_SUPPLIED MATERIAL_
>> Begin
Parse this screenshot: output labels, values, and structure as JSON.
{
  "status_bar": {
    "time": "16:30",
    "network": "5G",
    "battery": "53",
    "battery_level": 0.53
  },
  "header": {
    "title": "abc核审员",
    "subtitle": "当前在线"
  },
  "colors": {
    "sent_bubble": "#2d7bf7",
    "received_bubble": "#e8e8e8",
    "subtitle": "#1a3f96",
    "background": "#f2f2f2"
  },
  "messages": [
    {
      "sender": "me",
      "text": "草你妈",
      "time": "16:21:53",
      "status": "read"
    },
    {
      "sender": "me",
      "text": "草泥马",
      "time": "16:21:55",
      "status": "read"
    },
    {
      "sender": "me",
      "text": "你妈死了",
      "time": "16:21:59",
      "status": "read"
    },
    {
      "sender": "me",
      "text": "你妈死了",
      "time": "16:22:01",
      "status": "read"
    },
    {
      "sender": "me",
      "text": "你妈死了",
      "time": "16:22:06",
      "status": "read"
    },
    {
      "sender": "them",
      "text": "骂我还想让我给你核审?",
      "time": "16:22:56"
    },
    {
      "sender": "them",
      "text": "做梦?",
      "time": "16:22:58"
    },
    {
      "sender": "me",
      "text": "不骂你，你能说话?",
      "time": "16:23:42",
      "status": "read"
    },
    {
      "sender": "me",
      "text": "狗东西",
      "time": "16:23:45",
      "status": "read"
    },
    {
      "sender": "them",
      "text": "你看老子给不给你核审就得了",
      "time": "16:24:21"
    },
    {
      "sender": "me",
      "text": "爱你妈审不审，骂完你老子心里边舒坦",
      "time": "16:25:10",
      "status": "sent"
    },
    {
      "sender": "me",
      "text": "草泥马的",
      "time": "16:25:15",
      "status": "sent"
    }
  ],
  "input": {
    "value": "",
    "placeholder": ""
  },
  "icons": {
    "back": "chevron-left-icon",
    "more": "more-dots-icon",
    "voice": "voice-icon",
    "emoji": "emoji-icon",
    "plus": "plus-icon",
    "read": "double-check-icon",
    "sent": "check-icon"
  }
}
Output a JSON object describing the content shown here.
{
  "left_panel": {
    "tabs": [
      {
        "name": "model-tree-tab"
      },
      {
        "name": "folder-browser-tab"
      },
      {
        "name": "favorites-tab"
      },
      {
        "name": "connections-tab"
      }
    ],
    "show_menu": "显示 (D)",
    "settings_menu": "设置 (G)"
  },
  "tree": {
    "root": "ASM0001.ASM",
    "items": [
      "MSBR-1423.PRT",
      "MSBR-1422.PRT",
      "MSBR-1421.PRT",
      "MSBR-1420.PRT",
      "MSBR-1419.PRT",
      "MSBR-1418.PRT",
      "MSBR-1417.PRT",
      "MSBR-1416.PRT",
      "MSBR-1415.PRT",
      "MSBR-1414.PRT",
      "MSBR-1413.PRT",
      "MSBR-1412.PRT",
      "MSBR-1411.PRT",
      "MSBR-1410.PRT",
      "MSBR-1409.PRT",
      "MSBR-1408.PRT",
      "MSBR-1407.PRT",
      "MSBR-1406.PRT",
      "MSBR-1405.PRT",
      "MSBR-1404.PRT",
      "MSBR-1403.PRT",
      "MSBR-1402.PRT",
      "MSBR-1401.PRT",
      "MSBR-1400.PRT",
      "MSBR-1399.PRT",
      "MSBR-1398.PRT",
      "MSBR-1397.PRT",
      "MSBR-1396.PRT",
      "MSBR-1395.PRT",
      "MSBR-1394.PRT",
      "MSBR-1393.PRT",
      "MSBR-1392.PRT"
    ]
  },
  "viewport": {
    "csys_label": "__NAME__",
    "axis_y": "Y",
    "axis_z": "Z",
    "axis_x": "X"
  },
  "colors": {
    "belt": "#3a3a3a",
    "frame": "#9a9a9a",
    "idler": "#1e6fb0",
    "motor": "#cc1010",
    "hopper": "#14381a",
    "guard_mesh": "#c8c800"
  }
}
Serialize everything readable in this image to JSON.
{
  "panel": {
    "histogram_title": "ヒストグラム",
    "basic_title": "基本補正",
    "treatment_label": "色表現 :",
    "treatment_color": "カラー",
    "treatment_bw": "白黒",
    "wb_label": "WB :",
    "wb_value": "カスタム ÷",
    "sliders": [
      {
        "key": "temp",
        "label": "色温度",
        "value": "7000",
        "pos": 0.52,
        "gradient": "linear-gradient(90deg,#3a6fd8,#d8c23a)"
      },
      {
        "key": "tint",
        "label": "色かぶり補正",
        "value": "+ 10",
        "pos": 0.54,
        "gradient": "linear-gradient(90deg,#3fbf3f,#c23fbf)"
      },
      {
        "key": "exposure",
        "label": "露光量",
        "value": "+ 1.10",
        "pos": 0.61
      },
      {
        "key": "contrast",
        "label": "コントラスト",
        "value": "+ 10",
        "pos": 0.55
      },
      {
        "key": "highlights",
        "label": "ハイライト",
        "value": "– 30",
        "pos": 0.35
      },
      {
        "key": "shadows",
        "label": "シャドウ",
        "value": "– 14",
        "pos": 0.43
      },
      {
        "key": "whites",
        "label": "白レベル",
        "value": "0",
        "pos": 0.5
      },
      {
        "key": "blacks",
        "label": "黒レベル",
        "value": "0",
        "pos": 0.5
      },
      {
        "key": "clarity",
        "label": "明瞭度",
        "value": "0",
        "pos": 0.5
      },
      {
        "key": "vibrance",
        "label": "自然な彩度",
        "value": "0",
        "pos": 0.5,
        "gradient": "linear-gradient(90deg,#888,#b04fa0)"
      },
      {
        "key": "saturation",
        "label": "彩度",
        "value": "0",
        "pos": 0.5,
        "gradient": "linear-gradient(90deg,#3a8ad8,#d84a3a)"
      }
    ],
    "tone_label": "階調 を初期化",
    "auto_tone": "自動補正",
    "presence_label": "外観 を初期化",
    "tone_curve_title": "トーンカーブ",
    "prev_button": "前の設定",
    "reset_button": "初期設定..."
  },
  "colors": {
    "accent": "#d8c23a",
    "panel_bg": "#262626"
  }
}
>> End
_GIVEN REQUEST_
Repeat the records above in full, character for character.

_REPLY_
Parse this screenshot: output labels, values, and structure as JSON.
{
  "status_bar": {
    "time": "16:30",
    "network": "5G",
    "battery": "53",
    "battery_level": 0.53
  },
  "header": {
    "title": "abc核审员",
    "subtitle": "当前在线"
  },
  "colors": {
    "sent_bubble": "#2d7bf7",
    "received_bubble": "#e8e8e8",
    "subtitle": "#1a3f96",
    "background": "#f2f2f2"
  },
  "messages": [
    {
      "sender": "me",
      "text": "草你妈",
      "time": "16:21:53",
      "status": "read"
    },
    {
      "sender": "me",
      "text": "草泥马",
      "time": "16:21:55",
      "status": "read"
    },
    {
      "sender": "me",
      "text": "你妈死了",
      "time": "16:21:59",
      "status": "read"
    },
    {
      "sender": "me",
      "text": "你妈死了",
      "time": "16:22:01",
      "status": "read"
    },
    {
      "sender": "me",
      "text": "你妈死了",
      "time": "16:22:06",
      "status": "read"
    },
    {
      "sender": "them",
      "text": "骂我还想让我给你核审?",
      "time": "16:22:56"
    },
    {
      "sender": "them",
      "text": "做梦?",
      "time": "16:22:58"
    },
    {
      "sender": "me",
      "text": "不骂你，你能说话?",
      "time": "16:23:42",
      "status": "read"
    },
    {
      "sender": "me",
      "text": "狗东西",
      "time": "16:23:45",
      "status": "read"
    },
    {
      "sender": "them",
      "text": "你看老子给不给你核审就得了",
      "time": "16:24:21"
    },
    {
      "sender": "me",
      "text": "爱你妈审不审，骂完你老子心里边舒坦",
      "time": "16:25:10",
      "status": "sent"
    },
    {
      "sender": "me",
      "text": "草泥马的",
      "time": "16:25:15",
      "status": "sent"
    }
  ],
  "input": {
    "value": "",
    "placeholder": ""
  },
  "icons": {
    "back": "chevron-left-icon",
    "more": "more-dots-icon",
    "voice": "voice-icon",
    "emoji": "emoji-icon",
    "plus": "plus-icon",
    "read": "double-check-icon",
    "sent": "check-icon"
  }
}
Output a JSON object describing the content shown here.
{
  "left_panel": {
    "tabs": [
      {
        "name": "model-tree-tab"
      },
      {
        "name": "folder-browser-tab"
      },
      {
        "name": "favorites-tab"
      },
      {
        "name": "connections-tab"
      }
    ],
    "show_menu": "显示 (D)",
    "settings_menu": "设置 (G)"
  },
  "tree": {
    "root": "ASM0001.ASM",
    "items": [
      "MSBR-1423.PRT",
      "MSBR-1422.PRT",
      "MSBR-1421.PRT",
      "MSBR-1420.PRT",
      "MSBR-1419.PRT",
      "MSBR-1418.PRT",
      "MSBR-1417.PRT",
      "MSBR-1416.PRT",
      "MSBR-1415.PRT",
      "MSBR-1414.PRT",
      "MSBR-1413.PRT",
      "MSBR-1412.PRT",
      "MSBR-1411.PRT",
      "MSBR-1410.PRT",
      "MSBR-1409.PRT",
      "MSBR-1408.PRT",
      "MSBR-1407.PRT",
      "MSBR-1406.PRT",
      "MSBR-1405.PRT",
      "MSBR-1404.PRT",
      "MSBR-1403.PRT",
      "MSBR-1402.PRT",
      "MSBR-1401.PRT",
      "MSBR-1400.PRT",
      "MSBR-1399.PRT",
      "MSBR-1398.PRT",
      "MSBR-1397.PRT",
      "MSBR-1396.PRT",
      "MSBR-1395.PRT",
      "MSBR-1394.PRT",
      "MSBR-1393.PRT",
      "MSBR-1392.PRT"
    ]
  },
  "viewport": {
    "csys_label": "__NAME__",
    "axis_y": "Y",
    "axis_z": "Z",
    "axis_x": "X"
  },
  "colors": {
    "belt": "#3a3a3a",
    "frame": "#9a9a9a",
    "idler": "#1e6fb0",
    "motor": "#cc1010",
    "hopper": "#14381a",
    "guard_mesh": "#c8c800"
  }
}
Serialize everything readable in this image to JSON.
{
  "panel": {
    "histogram_title": "ヒストグラム",
    "basic_title": "基本補正",
    "treatment_label": "色表現 :",
    "treatment_color": "カラー",
    "treatment_bw": "白黒",
    "wb_label": "WB :",
    "wb_value": "カスタム ÷",
    "sliders": [
      {
        "key": "temp",
        "label": "色温度",
        "value": "7000",
        "pos": 0.52,
        "gradient": "linear-gradient(90deg,#3a6fd8,#d8c23a)"
      },
      {
        "key": "tint",
        "label": "色かぶり補正",
        "value": "+ 10",
        "pos": 0.54,
        "gradient": "linear-gradient(90deg,#3fbf3f,#c23fbf)"
      },
      {
        "key": "exposure",
        "label": "露光量",
        "value": "+ 1.10",
        "pos": 0.61
      },
      {
        "key": "contrast",
        "label": "コントラスト",
        "value": "+ 10",
        "pos": 0.55
      },
      {
        "key": "highlights",
        "label": "ハイライト",
        "value": "– 30",
        "pos": 0.35
      },
      {
        "key": "shadows",
        "label": "シャドウ",
        "value": "– 14",
        "pos": 0.43
      },
      {
        "key": "whites",
        "label": "白レベル",
        "value": "0",
        "pos": 0.5
      },
      {
        "key": "blacks",
        "label": "黒レベル",
        "value": "0",
        "pos": 0.5
      },
      {
        "key": "clarity",
        "label": "明瞭度",
        "value": "0",
        "pos": 0.5
      },
      {
        "key": "vibrance",
        "label": "自然な彩度",
        "value": "0",
        "pos": 0.5,
        "gradient": "linear-gradient(90deg,#888,#b04fa0)"
      },
      {
        "key": "saturation",
        "label": "彩度",
        "value": "0",
        "pos": 0.5,
        "gradient": "linear-gradient(90deg,#3a8ad8,#d84a3a)"
      }
    ],
    "tone_label": "階調 を初期化",
    "auto_tone": "自動補正",
    "presence_label": "外観 を初期化",
    "tone_curve_title": "トーンカーブ",
    "prev_button": "前の設定",
    "reset_button": "初期設定..."
  },
  "colors": {
    "accent": "#d8c23a",
    "panel_bg": "#262626"
  }
}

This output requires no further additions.